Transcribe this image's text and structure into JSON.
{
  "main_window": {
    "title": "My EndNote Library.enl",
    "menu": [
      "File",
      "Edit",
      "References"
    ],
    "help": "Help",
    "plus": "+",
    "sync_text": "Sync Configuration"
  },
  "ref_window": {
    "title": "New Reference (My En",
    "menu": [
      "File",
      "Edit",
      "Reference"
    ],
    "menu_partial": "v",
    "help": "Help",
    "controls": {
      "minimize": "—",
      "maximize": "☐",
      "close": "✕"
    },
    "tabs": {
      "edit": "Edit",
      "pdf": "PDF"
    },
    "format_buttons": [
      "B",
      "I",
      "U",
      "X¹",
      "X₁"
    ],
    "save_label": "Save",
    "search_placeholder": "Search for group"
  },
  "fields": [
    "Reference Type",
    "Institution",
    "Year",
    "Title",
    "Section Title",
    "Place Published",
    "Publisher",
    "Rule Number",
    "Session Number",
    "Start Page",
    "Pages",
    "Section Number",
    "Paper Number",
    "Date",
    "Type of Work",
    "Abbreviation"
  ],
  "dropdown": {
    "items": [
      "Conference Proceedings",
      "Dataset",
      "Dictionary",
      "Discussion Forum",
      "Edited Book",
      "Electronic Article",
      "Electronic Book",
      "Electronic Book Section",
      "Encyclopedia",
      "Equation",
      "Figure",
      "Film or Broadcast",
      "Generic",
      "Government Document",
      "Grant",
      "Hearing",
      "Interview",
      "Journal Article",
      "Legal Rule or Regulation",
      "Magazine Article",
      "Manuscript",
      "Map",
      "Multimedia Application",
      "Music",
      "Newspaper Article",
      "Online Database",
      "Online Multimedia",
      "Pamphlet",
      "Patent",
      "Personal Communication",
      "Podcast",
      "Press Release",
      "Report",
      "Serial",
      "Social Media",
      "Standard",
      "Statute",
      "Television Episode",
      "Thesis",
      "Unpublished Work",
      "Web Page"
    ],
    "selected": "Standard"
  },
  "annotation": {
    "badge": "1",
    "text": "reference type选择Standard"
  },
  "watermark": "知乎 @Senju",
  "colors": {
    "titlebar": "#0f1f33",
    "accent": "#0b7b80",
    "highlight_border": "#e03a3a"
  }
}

========================================

Write an exact transcription of every entry above.

#### Output of the task:
Transcribe this image's text and structure into JSON.
{
  "main_window": {
    "title": "My EndNote Library.enl",
    "menu": [
      "File",
      "Edit",
      "References"
    ],
    "help": "Help",
    "plus": "+",
    "sync_text": "Sync Configuration"
  },
  "ref_window": {
    "title": "New Reference (My En",
    "menu": [
      "File",
      "Edit",
      "Reference"
    ],
    "menu_partial": "v",
    "help": "Help",
    "controls": {
      "minimize": "—",
      "maximize": "☐",
      "close": "✕"
    },
    "tabs": {
      "edit": "Edit",
      "pdf": "PDF"
    },
    "format_buttons": [
      "B",
      "I",
      "U",
      "X¹",
      "X₁"
    ],
    "save_label": "Save",
    "search_placeholder": "Search for group"
  },
  "fields": [
    "Reference Type",
    "Institution",
    "Year",
    "Title",
    "Section Title",
    "Place Published",
    "Publisher",
    "Rule Number",
    "Session Number",
    "Start Page",
    "Pages",
    "Section Number",
    "Paper Number",
    "Date",
    "Type of Work",
    "Abbreviation"
  ],
  "dropdown": {
    "items": [
      "Conference Proceedings",
      "Dataset",
      "Dictionary",
      "Discussion Forum",
      "Edited Book",
      "Electronic Article",
      "Electronic Book",
      "Electronic Book Section",
      "Encyclopedia",
      "Equation",
      "Figure",
      "Film or Broadcast",
      "Generic",
      "Government Document",
      "Grant",
      "Hearing",
      "Interview",
      "Journal Article",
      "Legal Rule or Regulation",
      "Magazine Article",
      "Manuscript",
      "Map",
      "Multimedia Application",
      "Music",
      "Newspaper Article",
      "Online Database",
      "Online Multimedia",
      "Pamphlet",
      "Patent",
      "Personal Communication",
      "Podcast",
      "Press Release",
      "Report",
      "Serial",
      "Social Media",
      "Standard",
      "Statute",
      "Television Episode",
      "Thesis",
      "Unpublished Work",
      "Web Page"
    ],
    "selected": "Standard"
  },
  "annotation": {
    "badge": "1",
    "text": "reference type选择Standard"
  },
  "watermark": "知乎 @Senju",
  "colors": {
    "titlebar": "#0f1f33",
    "accent": "#0b7b80",
    "highlight_border": "#e03a3a"
  }
}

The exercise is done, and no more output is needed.